> Data to process:
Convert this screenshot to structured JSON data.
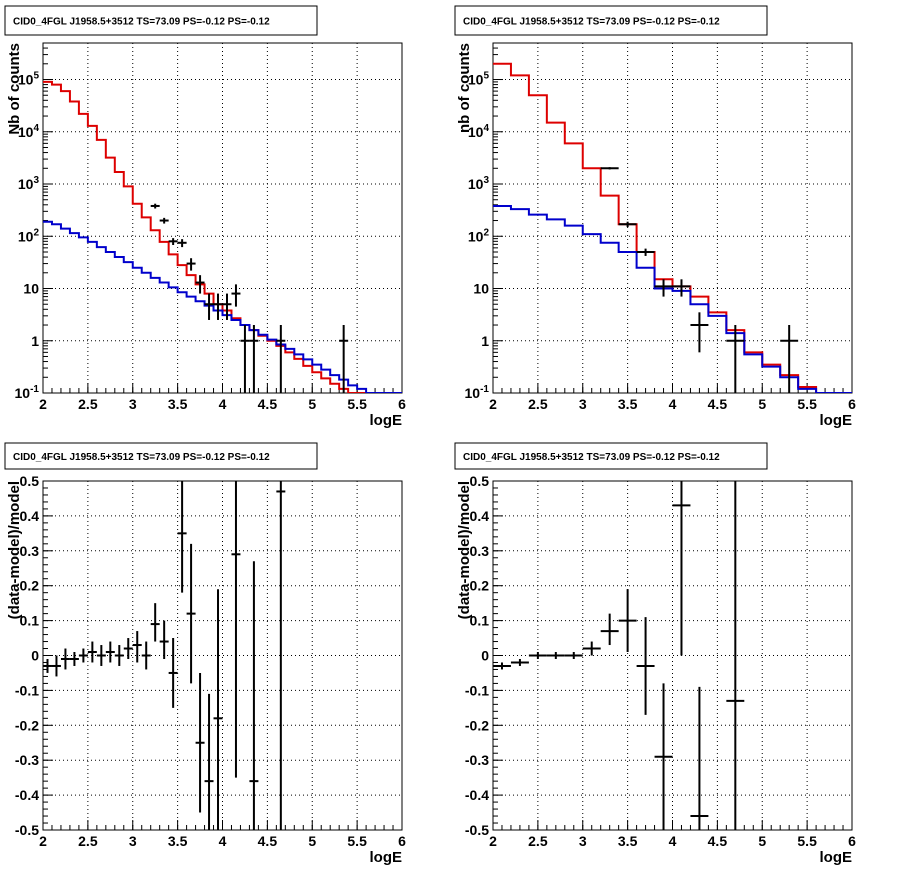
{
  "panels": [
    {
      "id": "top-left",
      "title": "CID0_4FGL J1958.5+3512 TS=73.09 PS=-0.12 PS=-0.12",
      "xlabel": "logE",
      "ylabel": "Nb of counts"
    },
    {
      "id": "top-right",
      "title": "CID0_4FGL J1958.5+3512 TS=73.09 PS=-0.12 PS=-0.12",
      "xlabel": "logE",
      "ylabel": "nb of counts"
    },
    {
      "id": "bottom-left",
      "title": "CID0_4FGL J1958.5+3512 TS=73.09 PS=-0.12 PS=-0.12",
      "xlabel": "logE",
      "ylabel": "(data-model)/model"
    },
    {
      "id": "bottom-right",
      "title": "CID0_4FGL J1958.5+3512 TS=73.09 PS=-0.12 PS=-0.12",
      "xlabel": "logE",
      "ylabel": "(data-model)/model"
    }
  ],
  "colors": {
    "total_model": "#dd0000",
    "source_model": "#0000cc",
    "data": "#000000",
    "grid": "#000000"
  },
  "chart_data": [
    {
      "type": "histogram",
      "scale": "log",
      "xlim": [
        2,
        6
      ],
      "ylim": [
        0.1,
        500000
      ],
      "x_ticks": [
        "2",
        "2.5",
        "3",
        "3.5",
        "4",
        "4.5",
        "5",
        "5.5",
        "6"
      ],
      "y_ticks": [
        "10^-1",
        "1",
        "10",
        "10^2",
        "10^3",
        "10^4",
        "10^5"
      ],
      "grid": true,
      "bin_edges": [
        2.0,
        2.1,
        2.2,
        2.3,
        2.4,
        2.5,
        2.6,
        2.7,
        2.8,
        2.9,
        3.0,
        3.1,
        3.2,
        3.3,
        3.4,
        3.5,
        3.6,
        3.7,
        3.8,
        3.9,
        4.0,
        4.1,
        4.2,
        4.3,
        4.4,
        4.5,
        4.6,
        4.7,
        4.8,
        4.9,
        5.0,
        5.1,
        5.2,
        5.3,
        5.4,
        5.5,
        5.6,
        5.7,
        5.8,
        5.9,
        6.0
      ],
      "series": [
        {
          "name": "",
          "role": "total_model",
          "values": [
            90000,
            80000,
            60000,
            38000,
            22000,
            13000,
            7000,
            3200,
            1700,
            900,
            420,
            230,
            130,
            78,
            45,
            28,
            18,
            12,
            8,
            5,
            3.8,
            2.7,
            2,
            1.6,
            1.25,
            1.0,
            0.8,
            0.6,
            0.45,
            0.33,
            0.25,
            0.19,
            0.15,
            0.12,
            0.1,
            0.1,
            0.1,
            0.1,
            0.1,
            0.1
          ]
        },
        {
          "name": "",
          "role": "source_model",
          "values": [
            190,
            170,
            140,
            115,
            95,
            78,
            62,
            50,
            40,
            32,
            25,
            20,
            16,
            13,
            10.5,
            8.5,
            7,
            5.7,
            4.7,
            3.8,
            3.1,
            2.5,
            2.0,
            1.6,
            1.3,
            1.05,
            0.85,
            0.7,
            0.55,
            0.44,
            0.35,
            0.28,
            0.22,
            0.18,
            0.14,
            0.12,
            0.1,
            0.1,
            0.1,
            0.1
          ]
        },
        {
          "name": "",
          "role": "data",
          "x": [
            3.25,
            3.35,
            3.45,
            3.55,
            3.65,
            3.75,
            3.85,
            3.95,
            4.05,
            4.15,
            4.25,
            4.35,
            4.65,
            5.35
          ],
          "y": [
            380,
            200,
            80,
            75,
            30,
            13,
            5,
            5,
            5,
            8,
            1,
            1,
            1,
            1
          ],
          "ylo": [
            340,
            175,
            68,
            62,
            22,
            8,
            2.5,
            2.5,
            2.5,
            4.5,
            0.1,
            0.1,
            0.1,
            0.1
          ],
          "yhi": [
            420,
            225,
            92,
            88,
            38,
            18,
            8,
            8,
            8,
            12,
            2,
            2,
            2,
            2
          ],
          "xerr": 0.05
        }
      ]
    },
    {
      "type": "histogram",
      "scale": "log",
      "xlim": [
        2,
        6
      ],
      "ylim": [
        0.1,
        500000
      ],
      "x_ticks": [
        "2",
        "2.5",
        "3",
        "3.5",
        "4",
        "4.5",
        "5",
        "5.5",
        "6"
      ],
      "y_ticks": [
        "10^-1",
        "1",
        "10",
        "10^2",
        "10^3",
        "10^4",
        "10^5"
      ],
      "grid": true,
      "bin_edges": [
        2.0,
        2.2,
        2.4,
        2.6,
        2.8,
        3.0,
        3.2,
        3.4,
        3.6,
        3.8,
        4.0,
        4.2,
        4.4,
        4.6,
        4.8,
        5.0,
        5.2,
        5.4,
        5.6,
        5.8,
        6.0
      ],
      "series": [
        {
          "name": "",
          "role": "total_model",
          "values": [
            200000,
            120000,
            50000,
            15000,
            6000,
            2000,
            600,
            170,
            50,
            15,
            11,
            7,
            3.5,
            1.6,
            0.6,
            0.35,
            0.22,
            0.13,
            0.1,
            0.1
          ]
        },
        {
          "name": "",
          "role": "source_model",
          "values": [
            380,
            330,
            260,
            210,
            160,
            110,
            75,
            50,
            25,
            10,
            9,
            5,
            3,
            1.4,
            0.55,
            0.32,
            0.2,
            0.12,
            0.1,
            0.1
          ]
        },
        {
          "name": "",
          "role": "data",
          "x": [
            3.3,
            3.5,
            3.7,
            3.9,
            4.1,
            4.3,
            4.7,
            5.3
          ],
          "y": [
            2000,
            170,
            50,
            11,
            11,
            2,
            1,
            1
          ],
          "ylo": [
            1900,
            150,
            42,
            7,
            7,
            0.6,
            0.1,
            0.1
          ],
          "yhi": [
            2100,
            190,
            58,
            15,
            15,
            3.5,
            2,
            2
          ],
          "xerr": 0.1
        }
      ]
    },
    {
      "type": "scatter",
      "scale": "linear",
      "xlim": [
        2,
        6
      ],
      "ylim": [
        -0.5,
        0.5
      ],
      "x_ticks": [
        "2",
        "2.5",
        "3",
        "3.5",
        "4",
        "4.5",
        "5",
        "5.5",
        "6"
      ],
      "y_ticks": [
        "-0.5",
        "-0.4",
        "-0.3",
        "-0.2",
        "-0.1",
        "0",
        "0.1",
        "0.2",
        "0.3",
        "0.4",
        "0.5"
      ],
      "grid": true,
      "series": [
        {
          "name": "",
          "role": "data",
          "x": [
            2.05,
            2.15,
            2.25,
            2.35,
            2.45,
            2.55,
            2.65,
            2.75,
            2.85,
            2.95,
            3.05,
            3.15,
            3.25,
            3.35,
            3.45,
            3.55,
            3.65,
            3.75,
            3.85,
            3.95,
            4.15,
            4.35,
            4.65
          ],
          "y": [
            -0.03,
            -0.03,
            -0.01,
            -0.01,
            0.0,
            0.01,
            0.0,
            0.01,
            0.0,
            0.02,
            0.03,
            0.0,
            0.09,
            0.04,
            -0.05,
            0.35,
            0.12,
            -0.25,
            -0.36,
            -0.18,
            0.29,
            -0.36,
            0.47
          ],
          "ylo": [
            -0.05,
            -0.06,
            -0.04,
            -0.03,
            -0.02,
            -0.02,
            -0.03,
            -0.02,
            -0.03,
            -0.01,
            -0.02,
            -0.04,
            0.04,
            -0.01,
            -0.15,
            0.18,
            -0.08,
            -0.45,
            -0.5,
            -0.5,
            -0.35,
            -0.5,
            -0.5
          ],
          "yhi": [
            -0.01,
            0.0,
            0.02,
            0.01,
            0.02,
            0.04,
            0.03,
            0.04,
            0.03,
            0.05,
            0.07,
            0.04,
            0.15,
            0.1,
            0.05,
            0.5,
            0.32,
            -0.05,
            -0.11,
            0.19,
            0.5,
            0.27,
            0.5
          ],
          "xerr": 0.05
        }
      ]
    },
    {
      "type": "scatter",
      "scale": "linear",
      "xlim": [
        2,
        6
      ],
      "ylim": [
        -0.5,
        0.5
      ],
      "x_ticks": [
        "2",
        "2.5",
        "3",
        "3.5",
        "4",
        "4.5",
        "5",
        "5.5",
        "6"
      ],
      "y_ticks": [
        "-0.5",
        "-0.4",
        "-0.3",
        "-0.2",
        "-0.1",
        "0",
        "0.1",
        "0.2",
        "0.3",
        "0.4",
        "0.5"
      ],
      "grid": true,
      "series": [
        {
          "name": "",
          "role": "data",
          "x": [
            2.1,
            2.3,
            2.5,
            2.7,
            2.9,
            3.1,
            3.3,
            3.5,
            3.7,
            3.9,
            4.1,
            4.3,
            4.7
          ],
          "y": [
            -0.03,
            -0.02,
            0.0,
            0.0,
            0.0,
            0.02,
            0.07,
            0.1,
            -0.03,
            -0.29,
            0.43,
            -0.46,
            -0.13
          ],
          "ylo": [
            -0.04,
            -0.03,
            -0.01,
            -0.01,
            -0.01,
            0.0,
            0.03,
            0.01,
            -0.17,
            -0.5,
            0.0,
            -0.5,
            -0.5
          ],
          "yhi": [
            -0.02,
            -0.01,
            0.01,
            0.01,
            0.01,
            0.04,
            0.12,
            0.19,
            0.11,
            -0.08,
            0.5,
            -0.09,
            0.5
          ],
          "xerr": 0.1
        }
      ]
    }
  ]
}
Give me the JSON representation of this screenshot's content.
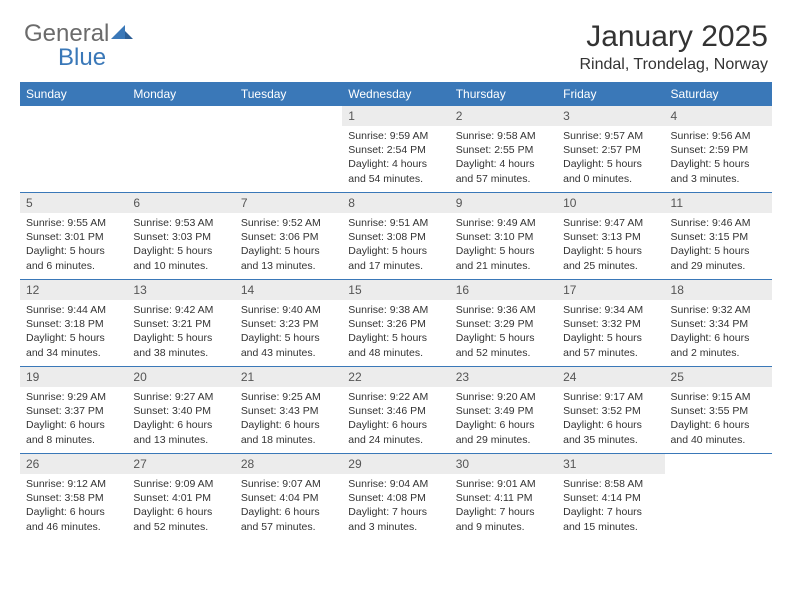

> The exercise:
State the number of lines holding the word "counts" in the listing. Add nothing else.

> Right answer:
2